§ WORK REQUIRED
Repeat each record below exactly, dropping the pictures.

§ RECORDS TO PROCESS
· · · ·
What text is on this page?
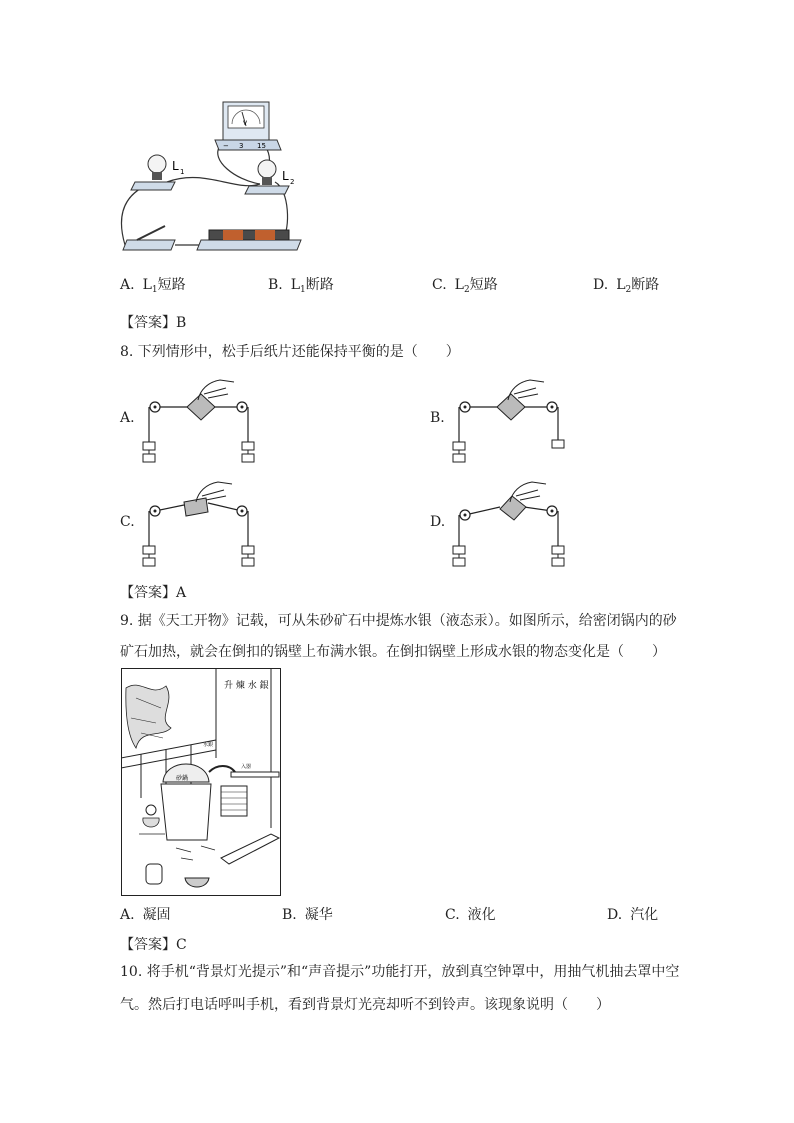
V
− 3 15
L 1	L 2
A. $L_1$短路	B. $L_1$断路	C. $L_2$短路	D. $L_2$断路
【答案】B
8. 下列情形中，松手后纸片还能保持平衡的是（　　）
A.	B.
C.	D.
【答案】A
9. 据《天工开物》记载，可从朱砂矿石中提炼水银（液态汞）。如图所示，给密闭锅内的砂
矿石加热，就会在倒扣的锅壁上布满水银。在倒扣锅壁上形成水银的物态变化是（　　）
升 煉 水 銀
砂鍋
水銀
入器
A. 凝固	B. 凝华	C. 液化	D. 汽化
【答案】C
10. 将手机“背景灯光提示”和“声音提示”功能打开，放到真空钟罩中，用抽气机抽去罩中空
气。然后打电话呼叫手机，看到背景灯光亮却听不到铃声。该现象说明（　　）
· · · ·
§ CORRECT RESPONSE
What text is on this page?
V
− 3 15
L 1	L 2
A. $L_1$短路	B. $L_1$断路	C. $L_2$短路	D. $L_2$断路
【答案】B
8. 下列情形中，松手后纸片还能保持平衡的是（　　）
A.	B.
C.	D.
【答案】A
9. 据《天工开物》记载，可从朱砂矿石中提炼水银（液态汞）。如图所示，给密闭锅内的砂
矿石加热，就会在倒扣的锅壁上布满水银。在倒扣锅壁上形成水银的物态变化是（　　）
升 煉 水 銀
砂鍋
水銀
入器
A. 凝固	B. 凝华	C. 液化	D. 汽化
【答案】C
10. 将手机“背景灯光提示”和“声音提示”功能打开，放到真空钟罩中，用抽气机抽去罩中空
气。然后打电话呼叫手机，看到背景灯光亮却听不到铃声。该现象说明（　　）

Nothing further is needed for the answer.